◆ Extracted entries ◆
((

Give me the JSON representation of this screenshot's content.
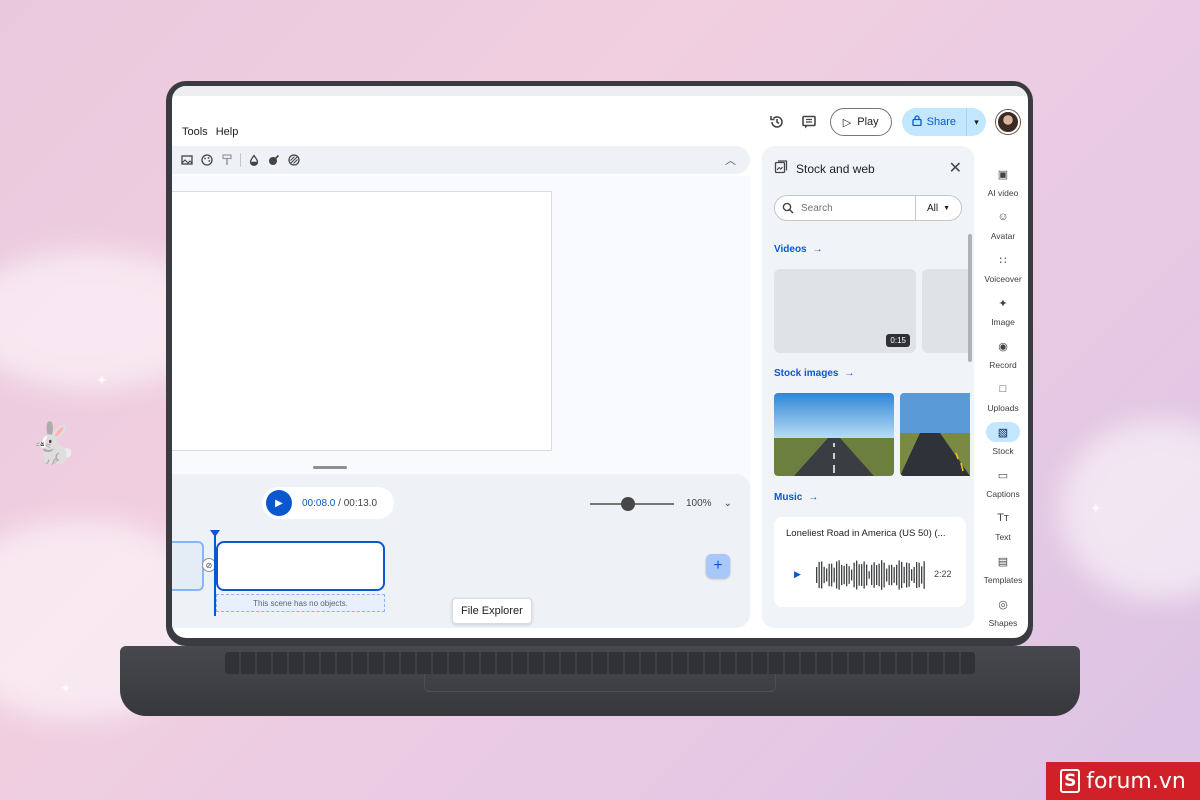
{
  "menu": [
    "Tools",
    "Help"
  ],
  "topbar": {
    "play_label": "Play",
    "share_label": "Share"
  },
  "timeline": {
    "current_time": "00:08.0",
    "total_time": "/ 00:13.0",
    "zoom_level": "100%",
    "zoom_fraction": 0.45,
    "empty_scene_note": "This scene has no objects."
  },
  "tooltip": "File Explorer",
  "stock_panel": {
    "title": "Stock and web",
    "search_placeholder": "Search",
    "filter_label": "All",
    "videos_label": "Videos",
    "video_duration": "0:15",
    "stock_images_label": "Stock images",
    "music_label": "Music",
    "music_title": "Loneliest Road in America (US 50) (...",
    "music_duration": "2:22"
  },
  "rail": [
    {
      "label": "AI video",
      "icon": "ai-video-icon",
      "glyph": "▣"
    },
    {
      "label": "Avatar",
      "icon": "avatar-icon",
      "glyph": "☺"
    },
    {
      "label": "Voiceover",
      "icon": "voiceover-icon",
      "glyph": "∷"
    },
    {
      "label": "Image",
      "icon": "image-icon",
      "glyph": "✦"
    },
    {
      "label": "Record",
      "icon": "record-icon",
      "glyph": "◉"
    },
    {
      "label": "Uploads",
      "icon": "folder-icon",
      "glyph": "□"
    },
    {
      "label": "Stock",
      "icon": "stock-icon",
      "glyph": "▧",
      "active": true
    },
    {
      "label": "Captions",
      "icon": "captions-icon",
      "glyph": "▭"
    },
    {
      "label": "Text",
      "icon": "text-icon",
      "glyph": "Tᴛ"
    },
    {
      "label": "Templates",
      "icon": "templates-icon",
      "glyph": "▤"
    },
    {
      "label": "Shapes",
      "icon": "shapes-icon",
      "glyph": "◎"
    }
  ],
  "brand": {
    "mark": "S",
    "name": "forum.vn"
  },
  "colors": {
    "accent": "#0b57d0",
    "share_bg": "#c2e7ff",
    "arrow": "#e3201b"
  }
}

))

◆ Stated problem ◆
Extract the entries in full, exactly as they are, minus the pictures.

◆ Worked solution ◆
Give me the JSON representation of this screenshot's content.
{
  "menu": [
    "Tools",
    "Help"
  ],
  "topbar": {
    "play_label": "Play",
    "share_label": "Share"
  },
  "timeline": {
    "current_time": "00:08.0",
    "total_time": "/ 00:13.0",
    "zoom_level": "100%",
    "zoom_fraction": 0.45,
    "empty_scene_note": "This scene has no objects."
  },
  "tooltip": "File Explorer",
  "stock_panel": {
    "title": "Stock and web",
    "search_placeholder": "Search",
    "filter_label": "All",
    "videos_label": "Videos",
    "video_duration": "0:15",
    "stock_images_label": "Stock images",
    "music_label": "Music",
    "music_title": "Loneliest Road in America (US 50) (...",
    "music_duration": "2:22"
  },
  "rail": [
    {
      "label": "AI video",
      "icon": "ai-video-icon",
      "glyph": "▣"
    },
    {
      "label": "Avatar",
      "icon": "avatar-icon",
      "glyph": "☺"
    },
    {
      "label": "Voiceover",
      "icon": "voiceover-icon",
      "glyph": "∷"
    },
    {
      "label": "Image",
      "icon": "image-icon",
      "glyph": "✦"
    },
    {
      "label": "Record",
      "icon": "record-icon",
      "glyph": "◉"
    },
    {
      "label": "Uploads",
      "icon": "folder-icon",
      "glyph": "□"
    },
    {
      "label": "Stock",
      "icon": "stock-icon",
      "glyph": "▧",
      "active": true
    },
    {
      "label": "Captions",
      "icon": "captions-icon",
      "glyph": "▭"
    },
    {
      "label": "Text",
      "icon": "text-icon",
      "glyph": "Tᴛ"
    },
    {
      "label": "Templates",
      "icon": "templates-icon",
      "glyph": "▤"
    },
    {
      "label": "Shapes",
      "icon": "shapes-icon",
      "glyph": "◎"
    }
  ],
  "brand": {
    "mark": "S",
    "name": "forum.vn"
  },
  "colors": {
    "accent": "#0b57d0",
    "share_bg": "#c2e7ff",
    "arrow": "#e3201b"
  }
}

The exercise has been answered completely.